◆ **WORK ORDER A**
In the text on online marketing tests, what level of confidence does statistical significance require for the writer?
◆ **WORK ORDER B**
According to the text on online marketing tests, why is the 0.1% difference in bounce rate still significant?

◆ **TEXT UNDER STUDY**
____

Online Marketing Tests: How do you know you’re really learning anything?
Essentially we aren’t really worried about the ABSOLUTE difference in bounce rate (the 0.1%) we’re worried about RELATIVE difference (the 6.6%).
As long as that relative difference is statistically significant (for us this means at least a 95% level of confidence) then we can be pretty sure that if sent over and over again the email with the term “FREE” in it would have consistently bounced more often than the one without the term “FREE.”
If we had continued to send that email hundreds of thousands of times, that 0.1% would have translated to hundreds more bounced emails. In that sense, 0.1% is definitely significant.
Now, on to the issue of bounce rate…
Is bounce rate the only factor in email deliverability? No. Does it hurt deliverability? As far as I know, bounces are still bad. It means that an email message isn’t getting delivered.
But I could still be wrong about that.

____

◆ **DATA SUPPLIED**
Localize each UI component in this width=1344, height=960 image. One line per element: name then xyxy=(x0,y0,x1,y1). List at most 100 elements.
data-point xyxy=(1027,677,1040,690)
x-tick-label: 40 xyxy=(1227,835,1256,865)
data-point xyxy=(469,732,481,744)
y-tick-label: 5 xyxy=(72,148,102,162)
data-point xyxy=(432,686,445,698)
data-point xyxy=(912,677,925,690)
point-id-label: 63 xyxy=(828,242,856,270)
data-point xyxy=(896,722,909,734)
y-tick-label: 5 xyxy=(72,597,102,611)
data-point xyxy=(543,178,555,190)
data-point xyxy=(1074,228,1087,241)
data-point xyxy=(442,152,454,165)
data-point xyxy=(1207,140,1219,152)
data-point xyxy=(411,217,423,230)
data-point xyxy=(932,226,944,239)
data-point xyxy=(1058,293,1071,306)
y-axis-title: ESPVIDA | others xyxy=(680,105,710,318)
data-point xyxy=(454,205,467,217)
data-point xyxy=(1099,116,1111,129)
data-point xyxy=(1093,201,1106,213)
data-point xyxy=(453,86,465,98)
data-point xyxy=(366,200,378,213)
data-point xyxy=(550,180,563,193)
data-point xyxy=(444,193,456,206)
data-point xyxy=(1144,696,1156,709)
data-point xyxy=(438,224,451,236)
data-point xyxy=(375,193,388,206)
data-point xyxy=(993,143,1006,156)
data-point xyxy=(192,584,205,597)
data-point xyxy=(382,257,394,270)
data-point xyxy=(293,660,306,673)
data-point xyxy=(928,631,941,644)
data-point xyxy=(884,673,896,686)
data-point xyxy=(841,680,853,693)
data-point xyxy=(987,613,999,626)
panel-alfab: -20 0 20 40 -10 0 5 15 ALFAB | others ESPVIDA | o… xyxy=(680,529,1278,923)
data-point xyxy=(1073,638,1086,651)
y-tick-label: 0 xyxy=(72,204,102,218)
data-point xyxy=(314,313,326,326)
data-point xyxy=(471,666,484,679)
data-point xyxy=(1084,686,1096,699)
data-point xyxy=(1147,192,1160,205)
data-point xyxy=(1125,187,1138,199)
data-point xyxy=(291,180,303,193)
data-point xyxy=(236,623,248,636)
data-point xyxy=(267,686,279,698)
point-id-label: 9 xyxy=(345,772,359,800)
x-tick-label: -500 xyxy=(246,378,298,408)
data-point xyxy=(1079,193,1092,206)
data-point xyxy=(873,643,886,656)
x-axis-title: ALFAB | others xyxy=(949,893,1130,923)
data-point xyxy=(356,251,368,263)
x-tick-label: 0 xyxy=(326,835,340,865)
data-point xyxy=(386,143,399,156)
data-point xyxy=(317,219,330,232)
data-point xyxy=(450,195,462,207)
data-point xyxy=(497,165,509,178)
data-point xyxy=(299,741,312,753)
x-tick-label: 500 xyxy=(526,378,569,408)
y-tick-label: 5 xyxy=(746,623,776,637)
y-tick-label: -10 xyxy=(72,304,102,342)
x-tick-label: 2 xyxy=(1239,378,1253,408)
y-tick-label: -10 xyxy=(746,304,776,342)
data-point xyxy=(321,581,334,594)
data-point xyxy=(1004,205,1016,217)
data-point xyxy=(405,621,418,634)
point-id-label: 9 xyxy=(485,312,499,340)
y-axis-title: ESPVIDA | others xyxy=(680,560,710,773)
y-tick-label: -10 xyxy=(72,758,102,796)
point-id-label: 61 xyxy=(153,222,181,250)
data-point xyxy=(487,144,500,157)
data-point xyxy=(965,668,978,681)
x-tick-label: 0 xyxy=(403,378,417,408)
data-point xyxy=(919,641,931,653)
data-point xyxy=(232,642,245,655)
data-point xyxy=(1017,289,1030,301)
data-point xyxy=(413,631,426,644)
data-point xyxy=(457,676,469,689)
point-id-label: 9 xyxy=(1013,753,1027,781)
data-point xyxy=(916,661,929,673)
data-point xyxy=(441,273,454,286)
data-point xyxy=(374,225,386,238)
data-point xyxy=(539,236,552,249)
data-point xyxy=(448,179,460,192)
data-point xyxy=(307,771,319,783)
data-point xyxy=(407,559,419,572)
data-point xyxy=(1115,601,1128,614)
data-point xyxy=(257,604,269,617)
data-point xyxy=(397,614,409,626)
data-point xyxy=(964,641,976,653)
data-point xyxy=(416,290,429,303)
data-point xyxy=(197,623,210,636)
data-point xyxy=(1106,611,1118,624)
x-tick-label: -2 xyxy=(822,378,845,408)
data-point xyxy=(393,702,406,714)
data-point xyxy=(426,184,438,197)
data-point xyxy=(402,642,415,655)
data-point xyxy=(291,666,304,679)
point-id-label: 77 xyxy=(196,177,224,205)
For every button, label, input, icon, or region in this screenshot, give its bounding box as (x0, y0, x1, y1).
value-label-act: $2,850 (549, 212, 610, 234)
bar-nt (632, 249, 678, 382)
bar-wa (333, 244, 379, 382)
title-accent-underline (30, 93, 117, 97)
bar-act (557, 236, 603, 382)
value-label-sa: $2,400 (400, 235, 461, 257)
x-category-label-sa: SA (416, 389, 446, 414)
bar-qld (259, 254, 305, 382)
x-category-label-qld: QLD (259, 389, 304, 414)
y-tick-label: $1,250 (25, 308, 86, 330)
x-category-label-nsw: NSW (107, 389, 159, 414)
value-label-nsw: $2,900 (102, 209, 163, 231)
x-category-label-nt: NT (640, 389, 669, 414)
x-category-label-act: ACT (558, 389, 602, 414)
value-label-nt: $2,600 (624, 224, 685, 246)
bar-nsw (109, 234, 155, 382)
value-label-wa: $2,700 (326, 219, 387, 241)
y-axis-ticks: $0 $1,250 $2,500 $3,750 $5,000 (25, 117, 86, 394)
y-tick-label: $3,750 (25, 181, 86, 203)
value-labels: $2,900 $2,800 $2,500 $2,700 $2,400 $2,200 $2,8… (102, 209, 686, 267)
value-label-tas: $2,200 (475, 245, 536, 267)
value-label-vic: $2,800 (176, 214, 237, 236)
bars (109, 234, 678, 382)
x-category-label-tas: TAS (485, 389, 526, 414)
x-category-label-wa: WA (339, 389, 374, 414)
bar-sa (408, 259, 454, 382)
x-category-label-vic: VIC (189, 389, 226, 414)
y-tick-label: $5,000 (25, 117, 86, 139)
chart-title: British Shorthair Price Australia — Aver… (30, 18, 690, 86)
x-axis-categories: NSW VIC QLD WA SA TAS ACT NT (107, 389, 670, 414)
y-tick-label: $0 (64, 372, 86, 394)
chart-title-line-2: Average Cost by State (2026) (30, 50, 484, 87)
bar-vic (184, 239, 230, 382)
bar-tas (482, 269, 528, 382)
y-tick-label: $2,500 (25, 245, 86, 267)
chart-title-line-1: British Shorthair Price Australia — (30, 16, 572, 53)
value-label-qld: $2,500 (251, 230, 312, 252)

____

◆ **EXERCISE SOLUTION A**
At least a 95% level of confidence.

◆ **EXERCISE SOLUTION B**
If the email had kept being sent hundreds of thousands of times, that 0.1% would have meant hundreds more bounced emails. The writer's main concern is the relative difference of 6.6%, not the absolute 0.1%.